PROBLEM DETAILS
Copy the rows between the lines holding "zoom-icon[interactable]: 🔍 —" and "nav-web-building[interactable]: 网站建设 —", inclusive, keeping each line as it stands.

MATERIAL
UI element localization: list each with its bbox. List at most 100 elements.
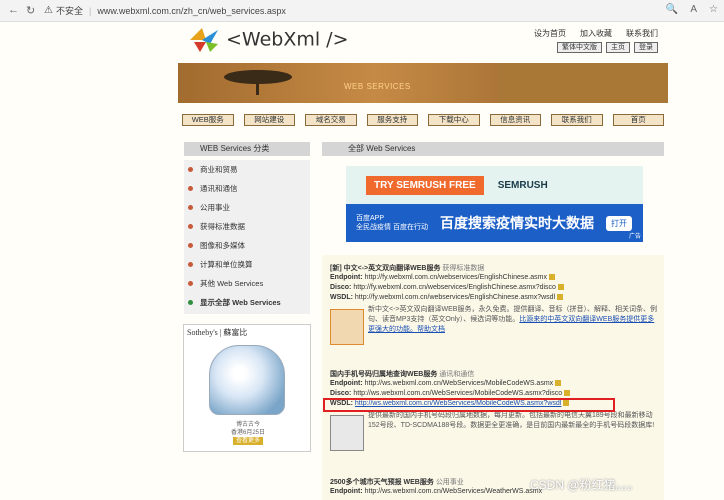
zoom-icon[interactable]: 🔍 — [666, 4, 678, 15]
sidebar-heading: WEB Services 分类 — [184, 142, 310, 156]
endpoint-label: Endpoint: — [330, 274, 363, 281]
service-name[interactable]: 国内手机号码归属地查询WEB服务 — [330, 371, 437, 378]
translation-thumbnail — [330, 309, 364, 345]
nav-web-services[interactable]: WEB服务 — [182, 114, 234, 126]
ad-caption-1: 博古古今 — [235, 422, 260, 428]
service-endpoint: Endpoint: http://ws.webxml.com.cn/WebSer… — [330, 379, 660, 389]
disco-url[interactable]: http://fy.webxml.com.cn/webservices/Engl… — [353, 284, 556, 291]
nav-web-building[interactable]: 网站建设 — [243, 114, 295, 126]
browser-toolbar: ← ↻ ⚠ 不安全 | www.webxml.com.cn/zh_cn/web_… — [0, 0, 724, 22]
sidebar-item-multimedia[interactable]: 图像和多媒体 — [184, 236, 310, 255]
service-name[interactable]: 2500多个城市天气预报 WEB服务 — [330, 479, 434, 486]
login-button[interactable]: 登录 — [634, 42, 658, 53]
favorites-icon[interactable]: ☆ — [709, 4, 718, 15]
disco-url[interactable]: http://ws.webxml.com.cn/WebServices/Mobi… — [353, 390, 562, 397]
nav-support[interactable]: 服务支持 — [366, 114, 418, 126]
top-buttons: 繁体中文版 主页 登录 — [557, 42, 658, 53]
csdn-watermark: CSDN @粉红猪。。。 — [530, 478, 640, 492]
semrush-ad[interactable]: TRY SEMRUSH FREE SEMRUSH — [346, 166, 643, 204]
tree-image — [224, 70, 292, 95]
service-disco: Disco: http://fy.webxml.com.cn/webservic… — [330, 283, 660, 293]
sidebar-item-business[interactable]: 商业和贸易 — [184, 160, 310, 179]
logo-icon — [190, 28, 218, 52]
banner-text: WEB SERVICES — [344, 82, 411, 91]
top-links: 设为首页 加入收藏 联系我们 — [534, 28, 658, 39]
baidu-ad-small-1: 百度APP — [356, 215, 385, 222]
site-logo[interactable]: <WebXml /> — [188, 26, 349, 54]
baidu-ad-headline: 百度搜索疫情实时大数据 — [439, 215, 594, 231]
reader-icon[interactable]: A — [690, 4, 697, 15]
nav-domain[interactable]: 域名交易 — [305, 114, 357, 126]
semrush-brand: SEMRUSH — [497, 179, 548, 191]
service-title: [新] 中文<->英文双向翻译WEB服务 获得标准数据 — [330, 263, 660, 273]
home-button[interactable]: 主页 — [606, 42, 630, 53]
service-description: 提供最新的国内手机号码段归属地数据，每月更新。包括最新的电信天翼189号段和最新… — [368, 412, 655, 429]
url-separator: | — [88, 5, 92, 16]
sidebar-item-show-all[interactable]: 显示全部 Web Services — [184, 293, 310, 312]
top-link-homepage[interactable]: 设为首页 — [534, 28, 566, 39]
disco-label: Disco: — [330, 284, 352, 291]
baidu-ad[interactable]: 百度APP 全民战疫情 百度在行动 百度搜索疫情实时大数据 打开 — [346, 204, 643, 242]
disco-label: Disco: — [330, 390, 352, 397]
semrush-button[interactable]: TRY SEMRUSH FREE — [366, 175, 484, 195]
sidebar-item-other[interactable]: 其他 Web Services — [184, 274, 310, 293]
wsdl-url[interactable]: http://fy.webxml.com.cn/webservices/Engl… — [355, 294, 555, 301]
service-category[interactable]: 通讯和通信 — [439, 371, 474, 378]
endpoint-url[interactable]: http://fy.webxml.com.cn/webservices/Engl… — [365, 274, 547, 281]
sidebar-category-list: 商业和贸易 通讯和通信 公用事业 获得标准数据 图像和多媒体 计算和单位换算 其… — [184, 160, 310, 314]
ad-brand: Sotheby's | 蘇富比 — [187, 328, 248, 337]
insecure-label: 不安全 — [55, 6, 83, 16]
main-ad[interactable]: TRY SEMRUSH FREE SEMRUSH 百度APP 全民战疫情 百度在… — [346, 166, 643, 242]
sidebar-item-communication[interactable]: 通讯和通信 — [184, 179, 310, 198]
service-endpoint: Endpoint: http://fy.webxml.com.cn/webser… — [330, 273, 660, 283]
phone-thumbnail — [330, 415, 364, 451]
wsdl-label: WSDL: — [330, 294, 353, 301]
traditional-chinese-button[interactable]: 繁体中文版 — [557, 42, 602, 53]
service-category[interactable]: 获得标准数据 — [442, 265, 484, 272]
site-banner: WEB SERVICES — [178, 63, 668, 103]
lock-icon — [564, 390, 571, 397]
logo-text: <WebXml /> — [226, 28, 349, 51]
service-wsdl: WSDL: http://fy.webxml.com.cn/webservice… — [330, 293, 660, 303]
ad-caption-3[interactable]: 查看更多 — [232, 437, 263, 445]
endpoint-label: Endpoint: — [330, 488, 363, 495]
reload-icon[interactable]: ↻ — [26, 4, 35, 17]
nav-home[interactable]: 首页 — [612, 114, 664, 126]
warning-icon: ⚠ — [44, 5, 53, 16]
service-category[interactable]: 公用事业 — [436, 479, 464, 486]
baidu-open-button[interactable]: 打开 — [605, 215, 632, 231]
ad-caption-2: 香港6月25日 — [230, 430, 265, 436]
banner-right-panel — [498, 63, 668, 103]
security-indicator[interactable]: ⚠ 不安全 — [44, 4, 83, 17]
nav-download[interactable]: 下载中心 — [428, 114, 480, 126]
main-heading: 全部 Web Services — [322, 142, 664, 156]
lock-icon — [557, 284, 564, 291]
service-name[interactable]: [新] 中文<->英文双向翻译WEB服务 — [330, 265, 440, 272]
top-link-contact[interactable]: 联系我们 — [626, 28, 658, 39]
nav-contact[interactable]: 联系我们 — [551, 114, 603, 126]
top-link-favorite[interactable]: 加入收藏 — [580, 28, 612, 39]
sidebar-ad[interactable]: Sotheby's | 蘇富比 博古古今 香港6月25日 查看更多 — [183, 324, 311, 452]
main-nav: WEB服务 网站建设 域名交易 服务支持 下载中心 信息资讯 联系我们 首页 — [182, 114, 664, 126]
service-title: 国内手机号码归属地查询WEB服务 通讯和通信 — [330, 369, 660, 379]
nav-news[interactable]: 信息资讯 — [489, 114, 541, 126]
lock-icon — [548, 274, 555, 281]
sidebar-item-calculation[interactable]: 计算和单位换算 — [184, 255, 310, 274]
wsdl-highlight-box — [323, 398, 615, 412]
service-translation: [新] 中文<->英文双向翻译WEB服务 获得标准数据 Endpoint: ht… — [330, 263, 660, 345]
sidebar-item-utilities[interactable]: 公用事业 — [184, 198, 310, 217]
back-icon[interactable]: ← — [8, 4, 19, 16]
vase-image — [209, 345, 285, 415]
service-list: [新] 中文<->英文双向翻译WEB服务 获得标准数据 Endpoint: ht… — [322, 255, 664, 500]
ad-caption: 博古古今 香港6月25日 查看更多 — [184, 421, 312, 445]
lock-icon — [555, 380, 562, 387]
site-header: <WebXml /> 设为首页 加入收藏 联系我们 繁体中文版 主页 登录 — [182, 24, 662, 64]
endpoint-url[interactable]: http://ws.webxml.com.cn/WebServices/Weat… — [365, 488, 543, 495]
endpoint-label: Endpoint: — [330, 380, 363, 387]
ad-label: 广告 — [628, 234, 641, 240]
address-bar-url[interactable]: www.webxml.com.cn/zh_cn/web_services.asp… — [97, 6, 286, 16]
endpoint-url[interactable]: http://ws.webxml.com.cn/WebServices/Mobi… — [365, 380, 554, 387]
baidu-ad-small: 百度APP 全民战疫情 百度在行动 — [356, 214, 428, 232]
sidebar-item-standard-data[interactable]: 获得标准数据 — [184, 217, 310, 236]
service-description: 新中文<->英文双向翻译WEB服务，永久免费。提供翻译、音标（拼音）、解释、相关… — [368, 305, 658, 335]
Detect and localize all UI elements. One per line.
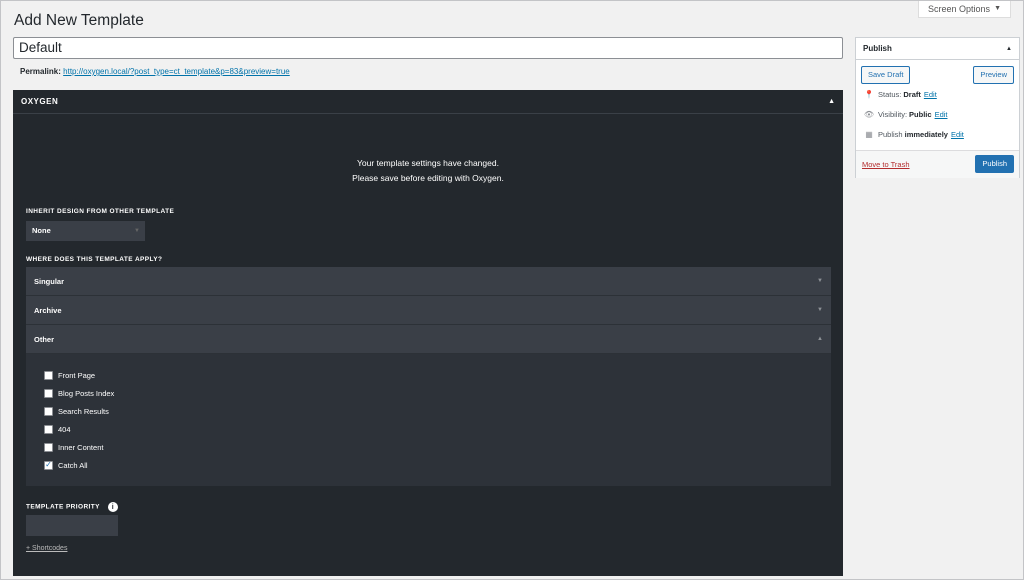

WRITTEN REPLY
zoom-icon[interactable]: 🔍 — [666, 4, 678, 15]
sidebar-heading: WEB Services 分类 — [184, 142, 310, 156]
endpoint-label: Endpoint: — [330, 274, 363, 281]
service-name[interactable]: 国内手机号码归属地查询WEB服务 — [330, 371, 437, 378]
translation-thumbnail — [330, 309, 364, 345]
nav-web-services[interactable]: WEB服务 — [182, 114, 234, 126]
ad-caption-1: 博古古今 — [235, 422, 260, 428]
service-endpoint: Endpoint: http://ws.webxml.com.cn/WebSer… — [330, 379, 660, 389]
disco-url[interactable]: http://fy.webxml.com.cn/webservices/Engl… — [353, 284, 556, 291]
nav-web-building[interactable]: 网站建设 — [243, 114, 295, 126]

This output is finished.